* START *
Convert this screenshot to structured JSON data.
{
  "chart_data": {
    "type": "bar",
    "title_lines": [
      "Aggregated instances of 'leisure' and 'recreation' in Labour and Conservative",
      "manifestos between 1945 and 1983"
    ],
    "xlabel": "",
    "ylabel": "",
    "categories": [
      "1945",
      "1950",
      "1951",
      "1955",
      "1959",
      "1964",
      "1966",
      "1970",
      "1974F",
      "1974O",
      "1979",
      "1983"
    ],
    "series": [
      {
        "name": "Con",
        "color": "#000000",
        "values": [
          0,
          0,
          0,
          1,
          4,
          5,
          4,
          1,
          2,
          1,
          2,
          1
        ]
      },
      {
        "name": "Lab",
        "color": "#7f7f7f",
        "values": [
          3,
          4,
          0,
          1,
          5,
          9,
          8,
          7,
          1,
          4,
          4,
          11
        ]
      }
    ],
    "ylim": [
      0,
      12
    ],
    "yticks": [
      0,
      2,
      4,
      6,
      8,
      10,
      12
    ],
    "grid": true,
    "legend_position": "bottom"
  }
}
* END *
Your task
Your task is to repeat each line of the material exactly.

Solution to the problem
Convert this screenshot to structured JSON data.
{
  "chart_data": {
    "type": "bar",
    "title_lines": [
      "Aggregated instances of 'leisure' and 'recreation' in Labour and Conservative",
      "manifestos between 1945 and 1983"
    ],
    "xlabel": "",
    "ylabel": "",
    "categories": [
      "1945",
      "1950",
      "1951",
      "1955",
      "1959",
      "1964",
      "1966",
      "1970",
      "1974F",
      "1974O",
      "1979",
      "1983"
    ],
    "series": [
      {
        "name": "Con",
        "color": "#000000",
        "values": [
          0,
          0,
          0,
          1,
          4,
          5,
          4,
          1,
          2,
          1,
          2,
          1
        ]
      },
      {
        "name": "Lab",
        "color": "#7f7f7f",
        "values": [
          3,
          4,
          0,
          1,
          5,
          9,
          8,
          7,
          1,
          4,
          4,
          11
        ]
      }
    ],
    "ylim": [
      0,
      12
    ],
    "yticks": [
      0,
      2,
      4,
      6,
      8,
      10,
      12
    ],
    "grid": true,
    "legend_position": "bottom"
  }
}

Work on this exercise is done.